Extracted data:
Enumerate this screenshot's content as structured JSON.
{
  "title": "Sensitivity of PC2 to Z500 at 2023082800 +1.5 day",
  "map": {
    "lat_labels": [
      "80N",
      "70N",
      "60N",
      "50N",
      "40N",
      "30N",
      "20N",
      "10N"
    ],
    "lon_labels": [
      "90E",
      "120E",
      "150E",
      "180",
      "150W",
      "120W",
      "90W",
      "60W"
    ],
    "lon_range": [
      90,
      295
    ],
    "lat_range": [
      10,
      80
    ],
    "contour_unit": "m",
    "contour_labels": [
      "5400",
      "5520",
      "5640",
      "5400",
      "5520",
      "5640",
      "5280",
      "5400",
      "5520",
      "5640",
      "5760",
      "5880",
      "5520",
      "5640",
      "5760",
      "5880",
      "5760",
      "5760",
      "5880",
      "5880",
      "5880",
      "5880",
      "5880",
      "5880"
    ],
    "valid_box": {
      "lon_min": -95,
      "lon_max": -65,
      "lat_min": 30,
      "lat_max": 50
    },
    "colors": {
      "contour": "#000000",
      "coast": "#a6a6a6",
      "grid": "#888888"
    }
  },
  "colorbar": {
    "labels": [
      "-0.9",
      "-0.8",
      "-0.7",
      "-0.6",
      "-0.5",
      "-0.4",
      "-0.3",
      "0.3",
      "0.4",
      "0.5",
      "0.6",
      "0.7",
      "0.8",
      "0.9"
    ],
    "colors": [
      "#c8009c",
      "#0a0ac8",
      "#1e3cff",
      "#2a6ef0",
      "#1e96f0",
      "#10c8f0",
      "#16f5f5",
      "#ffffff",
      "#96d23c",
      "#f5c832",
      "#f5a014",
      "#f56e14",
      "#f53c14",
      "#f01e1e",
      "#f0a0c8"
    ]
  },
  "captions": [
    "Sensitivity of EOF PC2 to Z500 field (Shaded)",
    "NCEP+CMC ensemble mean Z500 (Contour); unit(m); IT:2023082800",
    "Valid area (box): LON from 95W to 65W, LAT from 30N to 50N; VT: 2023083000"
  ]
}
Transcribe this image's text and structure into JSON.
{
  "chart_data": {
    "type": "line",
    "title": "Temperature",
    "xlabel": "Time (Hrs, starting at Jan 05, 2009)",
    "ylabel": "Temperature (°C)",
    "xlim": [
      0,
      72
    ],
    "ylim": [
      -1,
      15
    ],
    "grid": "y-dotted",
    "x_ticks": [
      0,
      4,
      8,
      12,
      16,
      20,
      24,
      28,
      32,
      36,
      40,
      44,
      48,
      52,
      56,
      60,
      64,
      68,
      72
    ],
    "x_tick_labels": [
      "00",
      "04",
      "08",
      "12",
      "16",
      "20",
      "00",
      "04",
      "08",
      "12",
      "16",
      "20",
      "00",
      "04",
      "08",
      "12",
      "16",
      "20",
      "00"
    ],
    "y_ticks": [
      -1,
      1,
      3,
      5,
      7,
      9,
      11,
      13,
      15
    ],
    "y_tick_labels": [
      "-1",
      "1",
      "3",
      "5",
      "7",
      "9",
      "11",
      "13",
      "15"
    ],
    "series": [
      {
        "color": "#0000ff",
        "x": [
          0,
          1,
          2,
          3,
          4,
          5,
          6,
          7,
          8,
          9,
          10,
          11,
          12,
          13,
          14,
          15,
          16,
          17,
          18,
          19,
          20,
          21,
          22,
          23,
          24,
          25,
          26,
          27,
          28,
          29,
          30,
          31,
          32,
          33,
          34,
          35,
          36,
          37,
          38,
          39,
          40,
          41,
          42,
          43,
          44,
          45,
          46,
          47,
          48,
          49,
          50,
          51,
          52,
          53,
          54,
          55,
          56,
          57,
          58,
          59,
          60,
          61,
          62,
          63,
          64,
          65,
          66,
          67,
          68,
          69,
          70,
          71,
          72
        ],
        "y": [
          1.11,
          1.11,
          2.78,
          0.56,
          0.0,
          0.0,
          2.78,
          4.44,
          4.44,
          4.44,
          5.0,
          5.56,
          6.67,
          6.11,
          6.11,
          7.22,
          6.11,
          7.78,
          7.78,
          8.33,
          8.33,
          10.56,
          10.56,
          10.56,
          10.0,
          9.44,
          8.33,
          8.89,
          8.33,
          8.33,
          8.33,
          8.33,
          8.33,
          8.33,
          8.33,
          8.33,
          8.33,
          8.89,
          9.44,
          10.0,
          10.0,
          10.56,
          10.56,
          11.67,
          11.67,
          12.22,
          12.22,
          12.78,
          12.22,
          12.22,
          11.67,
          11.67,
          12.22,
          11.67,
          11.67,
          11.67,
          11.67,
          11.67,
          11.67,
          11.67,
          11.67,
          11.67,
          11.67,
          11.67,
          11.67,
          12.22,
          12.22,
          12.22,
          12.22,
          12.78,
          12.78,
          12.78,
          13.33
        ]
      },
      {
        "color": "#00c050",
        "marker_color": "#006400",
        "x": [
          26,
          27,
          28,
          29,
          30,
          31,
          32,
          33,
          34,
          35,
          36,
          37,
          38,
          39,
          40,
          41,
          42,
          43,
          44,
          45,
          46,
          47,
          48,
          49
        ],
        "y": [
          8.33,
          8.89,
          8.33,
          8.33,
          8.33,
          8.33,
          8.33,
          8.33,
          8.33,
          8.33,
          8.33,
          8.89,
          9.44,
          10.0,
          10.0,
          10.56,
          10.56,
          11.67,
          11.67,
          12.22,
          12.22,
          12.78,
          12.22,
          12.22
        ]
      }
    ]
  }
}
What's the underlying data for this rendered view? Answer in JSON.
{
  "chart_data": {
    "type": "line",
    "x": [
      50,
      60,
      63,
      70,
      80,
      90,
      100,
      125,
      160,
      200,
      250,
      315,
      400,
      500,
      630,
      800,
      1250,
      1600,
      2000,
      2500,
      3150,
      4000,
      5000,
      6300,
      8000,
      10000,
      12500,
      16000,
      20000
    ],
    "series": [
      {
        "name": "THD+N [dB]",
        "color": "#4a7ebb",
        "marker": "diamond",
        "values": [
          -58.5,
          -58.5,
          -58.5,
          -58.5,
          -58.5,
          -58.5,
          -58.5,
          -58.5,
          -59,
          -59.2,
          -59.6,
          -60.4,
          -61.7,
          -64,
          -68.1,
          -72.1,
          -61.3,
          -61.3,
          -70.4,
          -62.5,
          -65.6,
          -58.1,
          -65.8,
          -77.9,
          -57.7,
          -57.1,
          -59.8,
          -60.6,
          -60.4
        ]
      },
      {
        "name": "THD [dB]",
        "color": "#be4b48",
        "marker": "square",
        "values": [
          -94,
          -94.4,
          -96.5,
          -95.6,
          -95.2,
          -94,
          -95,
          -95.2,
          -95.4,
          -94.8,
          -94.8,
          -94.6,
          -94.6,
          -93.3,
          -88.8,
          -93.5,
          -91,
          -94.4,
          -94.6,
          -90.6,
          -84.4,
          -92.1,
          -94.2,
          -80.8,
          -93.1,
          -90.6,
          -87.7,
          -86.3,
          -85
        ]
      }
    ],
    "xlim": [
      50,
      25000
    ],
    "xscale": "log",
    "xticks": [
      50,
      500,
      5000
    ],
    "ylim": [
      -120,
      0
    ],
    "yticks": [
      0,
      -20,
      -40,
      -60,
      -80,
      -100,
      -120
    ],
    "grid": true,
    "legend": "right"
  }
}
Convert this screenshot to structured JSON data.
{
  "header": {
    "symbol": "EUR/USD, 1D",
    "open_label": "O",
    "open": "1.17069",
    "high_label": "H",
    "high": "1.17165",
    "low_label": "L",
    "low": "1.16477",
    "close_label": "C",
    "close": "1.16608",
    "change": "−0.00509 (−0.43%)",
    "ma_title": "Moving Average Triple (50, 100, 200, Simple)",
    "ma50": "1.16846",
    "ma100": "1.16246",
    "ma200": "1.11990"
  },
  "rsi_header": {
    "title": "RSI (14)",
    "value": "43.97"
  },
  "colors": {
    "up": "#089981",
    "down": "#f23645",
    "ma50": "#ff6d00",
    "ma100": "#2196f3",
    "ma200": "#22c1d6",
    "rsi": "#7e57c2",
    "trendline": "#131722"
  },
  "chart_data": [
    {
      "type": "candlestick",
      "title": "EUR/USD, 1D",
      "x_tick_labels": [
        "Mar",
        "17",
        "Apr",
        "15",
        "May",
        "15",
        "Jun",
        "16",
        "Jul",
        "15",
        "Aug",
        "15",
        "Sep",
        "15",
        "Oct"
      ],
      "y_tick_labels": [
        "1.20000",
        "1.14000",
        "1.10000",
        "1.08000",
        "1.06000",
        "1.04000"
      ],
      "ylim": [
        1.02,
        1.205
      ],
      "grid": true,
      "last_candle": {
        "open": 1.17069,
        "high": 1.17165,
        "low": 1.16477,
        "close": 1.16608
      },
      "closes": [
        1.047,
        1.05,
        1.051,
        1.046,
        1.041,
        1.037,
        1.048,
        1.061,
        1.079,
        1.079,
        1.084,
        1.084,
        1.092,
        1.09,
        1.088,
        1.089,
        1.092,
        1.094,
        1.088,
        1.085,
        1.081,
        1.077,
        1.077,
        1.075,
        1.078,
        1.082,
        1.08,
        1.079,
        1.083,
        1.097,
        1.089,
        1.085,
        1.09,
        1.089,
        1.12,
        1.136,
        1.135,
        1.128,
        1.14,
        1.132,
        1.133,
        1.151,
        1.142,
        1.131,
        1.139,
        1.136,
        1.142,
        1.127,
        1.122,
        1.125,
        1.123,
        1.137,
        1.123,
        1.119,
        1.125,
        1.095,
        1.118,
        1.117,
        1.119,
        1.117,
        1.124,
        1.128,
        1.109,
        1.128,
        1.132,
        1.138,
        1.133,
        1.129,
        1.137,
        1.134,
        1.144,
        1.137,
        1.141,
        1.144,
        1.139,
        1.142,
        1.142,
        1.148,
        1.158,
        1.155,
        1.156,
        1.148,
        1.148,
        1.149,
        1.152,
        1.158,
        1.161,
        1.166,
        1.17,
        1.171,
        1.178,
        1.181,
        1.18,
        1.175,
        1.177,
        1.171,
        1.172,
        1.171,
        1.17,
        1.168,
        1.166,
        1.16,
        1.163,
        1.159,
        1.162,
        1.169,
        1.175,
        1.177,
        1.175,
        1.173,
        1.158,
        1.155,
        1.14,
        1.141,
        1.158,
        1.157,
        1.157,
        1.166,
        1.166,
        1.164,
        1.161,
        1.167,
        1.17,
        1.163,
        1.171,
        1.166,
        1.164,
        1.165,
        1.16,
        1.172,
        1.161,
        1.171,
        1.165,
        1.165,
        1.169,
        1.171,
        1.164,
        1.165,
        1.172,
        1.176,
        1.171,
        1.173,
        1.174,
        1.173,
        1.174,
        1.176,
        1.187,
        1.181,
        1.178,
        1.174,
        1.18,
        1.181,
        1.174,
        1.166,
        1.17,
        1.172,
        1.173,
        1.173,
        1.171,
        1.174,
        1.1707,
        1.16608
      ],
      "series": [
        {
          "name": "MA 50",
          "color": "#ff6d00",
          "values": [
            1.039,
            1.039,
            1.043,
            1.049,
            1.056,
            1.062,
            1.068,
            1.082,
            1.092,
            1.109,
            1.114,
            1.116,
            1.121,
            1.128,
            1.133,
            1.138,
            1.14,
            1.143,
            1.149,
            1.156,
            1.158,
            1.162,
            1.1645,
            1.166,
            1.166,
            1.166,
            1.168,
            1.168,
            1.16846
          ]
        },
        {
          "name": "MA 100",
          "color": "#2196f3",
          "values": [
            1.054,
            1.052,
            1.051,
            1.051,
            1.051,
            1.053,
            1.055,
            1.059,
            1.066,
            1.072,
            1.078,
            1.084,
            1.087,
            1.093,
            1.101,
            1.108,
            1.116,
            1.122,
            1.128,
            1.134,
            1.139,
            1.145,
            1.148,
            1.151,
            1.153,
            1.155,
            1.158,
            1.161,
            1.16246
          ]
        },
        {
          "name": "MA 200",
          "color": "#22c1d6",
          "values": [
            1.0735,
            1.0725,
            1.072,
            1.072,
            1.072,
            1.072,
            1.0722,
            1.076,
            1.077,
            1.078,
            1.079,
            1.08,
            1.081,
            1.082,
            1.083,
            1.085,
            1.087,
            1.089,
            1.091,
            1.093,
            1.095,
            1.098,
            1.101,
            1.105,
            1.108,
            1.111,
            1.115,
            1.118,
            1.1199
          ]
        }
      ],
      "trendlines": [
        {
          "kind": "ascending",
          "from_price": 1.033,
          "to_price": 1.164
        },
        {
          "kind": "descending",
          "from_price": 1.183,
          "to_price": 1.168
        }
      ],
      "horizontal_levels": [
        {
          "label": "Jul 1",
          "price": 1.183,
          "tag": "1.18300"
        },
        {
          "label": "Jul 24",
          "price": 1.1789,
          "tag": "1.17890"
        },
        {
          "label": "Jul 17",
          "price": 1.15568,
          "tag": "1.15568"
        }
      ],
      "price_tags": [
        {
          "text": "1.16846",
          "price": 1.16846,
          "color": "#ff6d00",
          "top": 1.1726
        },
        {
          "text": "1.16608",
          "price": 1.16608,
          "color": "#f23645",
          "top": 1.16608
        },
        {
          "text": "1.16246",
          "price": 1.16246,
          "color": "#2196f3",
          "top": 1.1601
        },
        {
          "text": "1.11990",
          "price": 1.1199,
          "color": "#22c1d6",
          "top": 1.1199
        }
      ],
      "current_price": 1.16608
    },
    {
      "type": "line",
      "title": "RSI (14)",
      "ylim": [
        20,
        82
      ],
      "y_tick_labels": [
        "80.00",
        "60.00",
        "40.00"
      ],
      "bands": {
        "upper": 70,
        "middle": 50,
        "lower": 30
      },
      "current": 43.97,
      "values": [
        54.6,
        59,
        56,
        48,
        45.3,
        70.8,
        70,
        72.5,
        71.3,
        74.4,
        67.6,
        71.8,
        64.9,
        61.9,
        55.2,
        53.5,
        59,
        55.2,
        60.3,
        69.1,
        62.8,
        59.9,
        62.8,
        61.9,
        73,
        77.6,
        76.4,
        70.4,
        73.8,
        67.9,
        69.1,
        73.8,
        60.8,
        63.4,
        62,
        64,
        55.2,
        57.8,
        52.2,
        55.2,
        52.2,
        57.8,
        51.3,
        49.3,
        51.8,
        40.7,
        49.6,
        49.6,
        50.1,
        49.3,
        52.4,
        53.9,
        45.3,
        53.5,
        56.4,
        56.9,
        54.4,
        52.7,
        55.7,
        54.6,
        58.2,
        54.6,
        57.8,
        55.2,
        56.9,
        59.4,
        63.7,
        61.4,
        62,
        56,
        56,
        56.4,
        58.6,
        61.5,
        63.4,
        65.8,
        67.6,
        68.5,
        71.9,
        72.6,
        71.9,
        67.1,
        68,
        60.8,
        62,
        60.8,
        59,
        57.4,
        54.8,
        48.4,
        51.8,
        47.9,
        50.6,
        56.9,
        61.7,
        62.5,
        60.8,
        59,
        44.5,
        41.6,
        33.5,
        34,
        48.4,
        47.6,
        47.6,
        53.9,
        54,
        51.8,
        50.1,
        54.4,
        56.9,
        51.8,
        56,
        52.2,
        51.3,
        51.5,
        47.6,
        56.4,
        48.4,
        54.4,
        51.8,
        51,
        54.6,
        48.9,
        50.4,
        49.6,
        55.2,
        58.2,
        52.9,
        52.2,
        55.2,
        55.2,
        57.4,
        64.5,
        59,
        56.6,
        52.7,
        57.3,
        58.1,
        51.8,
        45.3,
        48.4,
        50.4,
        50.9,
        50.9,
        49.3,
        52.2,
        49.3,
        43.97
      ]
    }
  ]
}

Requirements: Write out every line of the entries that holds the word "JSON".

Solution for this problem:
Enumerate this screenshot's content as structured JSON.
Transcribe this image's text and structure into JSON.
What's the underlying data for this rendered view? Answer in JSON.
Convert this screenshot to structured JSON data.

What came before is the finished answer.